To do ▸ Determine which lines contain the word "育雏鸡补栏同比", then copy those lines.

— Begin Data for the task —

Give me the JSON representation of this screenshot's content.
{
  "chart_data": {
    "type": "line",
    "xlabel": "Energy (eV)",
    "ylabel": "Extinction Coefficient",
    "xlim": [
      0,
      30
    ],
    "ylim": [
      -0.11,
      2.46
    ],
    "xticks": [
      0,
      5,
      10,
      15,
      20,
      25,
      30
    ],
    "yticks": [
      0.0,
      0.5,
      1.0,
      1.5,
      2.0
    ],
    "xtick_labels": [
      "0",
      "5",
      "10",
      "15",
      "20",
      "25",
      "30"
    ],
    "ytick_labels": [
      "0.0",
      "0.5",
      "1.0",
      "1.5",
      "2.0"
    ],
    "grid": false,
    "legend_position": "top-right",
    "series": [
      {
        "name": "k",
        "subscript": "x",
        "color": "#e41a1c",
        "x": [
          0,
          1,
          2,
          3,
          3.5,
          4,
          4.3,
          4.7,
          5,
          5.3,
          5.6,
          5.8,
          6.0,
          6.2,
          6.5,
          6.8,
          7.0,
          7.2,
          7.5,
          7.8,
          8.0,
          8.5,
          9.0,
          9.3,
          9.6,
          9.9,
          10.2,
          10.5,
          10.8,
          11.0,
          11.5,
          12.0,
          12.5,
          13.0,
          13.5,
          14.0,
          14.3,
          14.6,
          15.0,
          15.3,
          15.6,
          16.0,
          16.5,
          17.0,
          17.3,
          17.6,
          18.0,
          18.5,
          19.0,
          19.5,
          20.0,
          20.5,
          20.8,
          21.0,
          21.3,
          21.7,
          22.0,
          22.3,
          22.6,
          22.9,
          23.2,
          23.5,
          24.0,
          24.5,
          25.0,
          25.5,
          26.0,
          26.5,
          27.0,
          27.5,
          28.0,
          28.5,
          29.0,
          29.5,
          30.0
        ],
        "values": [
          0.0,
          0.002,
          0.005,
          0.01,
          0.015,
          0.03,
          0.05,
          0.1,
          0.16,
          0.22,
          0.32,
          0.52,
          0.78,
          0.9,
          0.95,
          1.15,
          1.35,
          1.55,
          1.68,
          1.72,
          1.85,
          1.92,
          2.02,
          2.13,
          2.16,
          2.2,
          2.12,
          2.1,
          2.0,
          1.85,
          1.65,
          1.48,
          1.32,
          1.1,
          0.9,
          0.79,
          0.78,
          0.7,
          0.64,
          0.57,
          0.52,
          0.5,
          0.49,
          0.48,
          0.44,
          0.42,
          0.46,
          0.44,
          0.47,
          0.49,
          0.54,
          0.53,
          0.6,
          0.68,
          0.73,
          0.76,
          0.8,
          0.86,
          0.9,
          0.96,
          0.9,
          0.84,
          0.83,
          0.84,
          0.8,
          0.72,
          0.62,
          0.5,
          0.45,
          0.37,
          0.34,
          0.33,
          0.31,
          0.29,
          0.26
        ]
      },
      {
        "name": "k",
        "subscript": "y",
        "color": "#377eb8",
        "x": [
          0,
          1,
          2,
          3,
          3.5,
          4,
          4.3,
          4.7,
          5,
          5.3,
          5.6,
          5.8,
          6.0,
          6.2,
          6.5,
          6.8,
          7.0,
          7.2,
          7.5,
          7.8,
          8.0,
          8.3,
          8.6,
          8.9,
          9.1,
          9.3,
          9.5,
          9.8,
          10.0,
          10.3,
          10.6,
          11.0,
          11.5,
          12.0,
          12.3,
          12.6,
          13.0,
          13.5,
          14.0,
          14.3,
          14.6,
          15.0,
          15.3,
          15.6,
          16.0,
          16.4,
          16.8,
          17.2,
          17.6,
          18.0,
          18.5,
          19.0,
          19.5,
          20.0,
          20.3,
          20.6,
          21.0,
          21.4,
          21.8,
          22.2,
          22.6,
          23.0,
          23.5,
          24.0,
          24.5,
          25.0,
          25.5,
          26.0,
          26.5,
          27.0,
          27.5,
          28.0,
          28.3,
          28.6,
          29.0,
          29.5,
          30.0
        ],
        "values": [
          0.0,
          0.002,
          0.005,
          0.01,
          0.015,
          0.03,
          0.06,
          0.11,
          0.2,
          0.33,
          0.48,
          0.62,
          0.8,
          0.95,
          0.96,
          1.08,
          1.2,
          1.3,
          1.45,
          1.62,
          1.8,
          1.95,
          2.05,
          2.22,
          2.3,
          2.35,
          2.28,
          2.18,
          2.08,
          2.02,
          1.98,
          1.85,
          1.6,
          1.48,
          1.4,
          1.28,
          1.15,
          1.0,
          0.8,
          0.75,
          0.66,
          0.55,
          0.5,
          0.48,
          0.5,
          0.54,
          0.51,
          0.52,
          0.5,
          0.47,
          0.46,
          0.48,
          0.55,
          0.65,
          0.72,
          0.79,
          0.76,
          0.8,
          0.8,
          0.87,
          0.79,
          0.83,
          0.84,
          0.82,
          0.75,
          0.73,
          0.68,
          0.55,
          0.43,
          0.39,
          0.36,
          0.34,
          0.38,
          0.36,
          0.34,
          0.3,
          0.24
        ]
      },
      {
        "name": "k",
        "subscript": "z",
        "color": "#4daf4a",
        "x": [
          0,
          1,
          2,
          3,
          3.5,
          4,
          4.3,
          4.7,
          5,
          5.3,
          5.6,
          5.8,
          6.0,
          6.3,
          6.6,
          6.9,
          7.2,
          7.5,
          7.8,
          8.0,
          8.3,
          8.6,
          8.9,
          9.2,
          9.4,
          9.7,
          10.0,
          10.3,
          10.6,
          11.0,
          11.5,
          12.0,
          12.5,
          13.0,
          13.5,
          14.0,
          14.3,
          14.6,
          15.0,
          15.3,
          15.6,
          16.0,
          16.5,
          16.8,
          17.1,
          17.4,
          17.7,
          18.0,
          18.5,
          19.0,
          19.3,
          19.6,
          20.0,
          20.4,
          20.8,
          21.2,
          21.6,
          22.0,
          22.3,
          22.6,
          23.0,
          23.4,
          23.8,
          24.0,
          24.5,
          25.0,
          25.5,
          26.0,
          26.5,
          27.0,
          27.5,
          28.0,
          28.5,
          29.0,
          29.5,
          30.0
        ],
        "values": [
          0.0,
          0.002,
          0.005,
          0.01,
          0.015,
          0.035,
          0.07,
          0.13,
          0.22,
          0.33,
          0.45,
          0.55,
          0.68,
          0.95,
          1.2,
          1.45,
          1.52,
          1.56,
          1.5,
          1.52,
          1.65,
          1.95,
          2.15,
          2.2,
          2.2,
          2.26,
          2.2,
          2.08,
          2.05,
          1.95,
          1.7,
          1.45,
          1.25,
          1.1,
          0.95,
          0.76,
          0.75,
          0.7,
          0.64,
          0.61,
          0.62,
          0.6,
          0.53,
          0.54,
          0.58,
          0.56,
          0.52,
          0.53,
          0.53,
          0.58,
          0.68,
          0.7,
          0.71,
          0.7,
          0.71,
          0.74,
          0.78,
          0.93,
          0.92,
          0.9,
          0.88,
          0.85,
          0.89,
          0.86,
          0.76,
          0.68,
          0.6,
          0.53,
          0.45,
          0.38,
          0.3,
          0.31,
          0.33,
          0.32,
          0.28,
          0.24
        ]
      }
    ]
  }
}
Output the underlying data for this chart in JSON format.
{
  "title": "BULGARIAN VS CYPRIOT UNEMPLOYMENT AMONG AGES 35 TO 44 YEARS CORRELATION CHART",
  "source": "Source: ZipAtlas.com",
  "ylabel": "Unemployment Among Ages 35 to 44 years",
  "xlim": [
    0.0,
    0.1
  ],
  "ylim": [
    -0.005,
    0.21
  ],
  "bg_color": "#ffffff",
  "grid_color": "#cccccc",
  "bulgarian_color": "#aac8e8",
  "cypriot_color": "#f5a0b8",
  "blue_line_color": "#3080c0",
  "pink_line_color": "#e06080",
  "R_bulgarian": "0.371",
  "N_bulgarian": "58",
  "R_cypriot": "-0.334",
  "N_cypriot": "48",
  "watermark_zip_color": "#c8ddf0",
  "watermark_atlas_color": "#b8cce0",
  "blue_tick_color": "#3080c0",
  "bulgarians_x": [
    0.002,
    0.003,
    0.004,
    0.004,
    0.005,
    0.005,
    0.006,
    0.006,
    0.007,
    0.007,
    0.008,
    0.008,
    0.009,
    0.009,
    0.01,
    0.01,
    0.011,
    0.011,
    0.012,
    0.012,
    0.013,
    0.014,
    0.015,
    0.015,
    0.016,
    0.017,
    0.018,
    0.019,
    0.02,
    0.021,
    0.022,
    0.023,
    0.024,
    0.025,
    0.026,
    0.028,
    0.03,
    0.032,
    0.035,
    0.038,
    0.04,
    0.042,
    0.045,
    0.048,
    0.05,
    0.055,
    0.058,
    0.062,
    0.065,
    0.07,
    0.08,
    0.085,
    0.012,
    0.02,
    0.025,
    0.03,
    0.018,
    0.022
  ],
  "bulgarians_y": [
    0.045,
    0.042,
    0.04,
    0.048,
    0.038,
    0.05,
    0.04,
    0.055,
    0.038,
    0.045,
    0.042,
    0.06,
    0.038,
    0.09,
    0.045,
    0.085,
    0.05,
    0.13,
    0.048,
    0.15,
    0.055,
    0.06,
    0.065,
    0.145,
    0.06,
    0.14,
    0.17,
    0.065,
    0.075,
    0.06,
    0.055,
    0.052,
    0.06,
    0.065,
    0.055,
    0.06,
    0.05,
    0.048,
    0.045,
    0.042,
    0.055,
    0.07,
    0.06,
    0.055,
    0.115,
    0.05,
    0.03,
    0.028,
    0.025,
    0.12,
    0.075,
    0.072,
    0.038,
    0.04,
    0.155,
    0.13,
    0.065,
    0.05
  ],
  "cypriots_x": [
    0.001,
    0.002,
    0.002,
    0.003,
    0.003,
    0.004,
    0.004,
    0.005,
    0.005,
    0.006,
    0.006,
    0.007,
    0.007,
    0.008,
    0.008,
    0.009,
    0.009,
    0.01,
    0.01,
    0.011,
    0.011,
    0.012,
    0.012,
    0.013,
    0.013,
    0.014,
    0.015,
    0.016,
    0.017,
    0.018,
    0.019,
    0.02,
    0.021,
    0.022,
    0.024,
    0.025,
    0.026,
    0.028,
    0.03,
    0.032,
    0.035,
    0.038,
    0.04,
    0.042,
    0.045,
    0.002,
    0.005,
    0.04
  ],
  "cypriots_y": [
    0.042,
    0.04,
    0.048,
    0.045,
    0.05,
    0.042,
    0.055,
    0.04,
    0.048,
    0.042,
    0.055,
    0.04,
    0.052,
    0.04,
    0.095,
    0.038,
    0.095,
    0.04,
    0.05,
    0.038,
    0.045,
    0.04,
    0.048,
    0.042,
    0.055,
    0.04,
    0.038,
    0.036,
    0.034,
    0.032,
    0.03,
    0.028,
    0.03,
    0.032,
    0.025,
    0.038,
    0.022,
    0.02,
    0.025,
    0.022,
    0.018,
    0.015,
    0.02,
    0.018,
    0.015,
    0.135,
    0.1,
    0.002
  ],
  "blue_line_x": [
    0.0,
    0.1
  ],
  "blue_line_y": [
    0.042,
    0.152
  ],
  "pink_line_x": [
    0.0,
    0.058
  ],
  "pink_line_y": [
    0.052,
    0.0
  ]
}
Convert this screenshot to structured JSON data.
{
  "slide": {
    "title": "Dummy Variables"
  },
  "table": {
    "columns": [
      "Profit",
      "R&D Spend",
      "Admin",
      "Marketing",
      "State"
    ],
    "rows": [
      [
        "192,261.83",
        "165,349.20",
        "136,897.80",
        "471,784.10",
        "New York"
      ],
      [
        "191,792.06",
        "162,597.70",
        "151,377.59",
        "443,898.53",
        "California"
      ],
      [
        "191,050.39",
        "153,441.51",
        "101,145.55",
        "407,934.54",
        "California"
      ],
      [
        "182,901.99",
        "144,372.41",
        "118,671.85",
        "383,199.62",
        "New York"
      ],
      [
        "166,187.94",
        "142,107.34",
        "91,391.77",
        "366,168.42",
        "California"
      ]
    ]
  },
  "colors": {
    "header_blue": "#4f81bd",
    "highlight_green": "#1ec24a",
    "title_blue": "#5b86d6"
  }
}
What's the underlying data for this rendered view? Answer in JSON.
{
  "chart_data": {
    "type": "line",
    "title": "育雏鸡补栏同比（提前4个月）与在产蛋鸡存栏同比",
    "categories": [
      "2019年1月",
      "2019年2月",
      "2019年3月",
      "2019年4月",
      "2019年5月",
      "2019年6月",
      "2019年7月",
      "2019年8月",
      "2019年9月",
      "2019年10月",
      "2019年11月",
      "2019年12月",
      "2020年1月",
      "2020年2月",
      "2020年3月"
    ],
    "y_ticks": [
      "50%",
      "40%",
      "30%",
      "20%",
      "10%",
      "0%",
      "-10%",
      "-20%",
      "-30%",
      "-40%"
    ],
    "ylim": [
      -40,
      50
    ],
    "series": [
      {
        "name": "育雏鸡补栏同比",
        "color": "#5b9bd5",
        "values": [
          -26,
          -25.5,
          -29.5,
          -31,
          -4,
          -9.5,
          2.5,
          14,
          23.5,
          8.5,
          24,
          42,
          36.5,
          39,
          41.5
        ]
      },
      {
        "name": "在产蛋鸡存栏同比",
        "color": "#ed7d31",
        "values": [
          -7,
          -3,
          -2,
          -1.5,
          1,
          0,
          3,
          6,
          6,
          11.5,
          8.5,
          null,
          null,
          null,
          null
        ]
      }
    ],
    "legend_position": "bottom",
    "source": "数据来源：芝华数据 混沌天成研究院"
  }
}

— End Data for the task —

Complete answer ▸
    "title": "育雏鸡补栏同比（提前4个月）与在产蛋鸡存栏同比",
        "name": "育雏鸡补栏同比",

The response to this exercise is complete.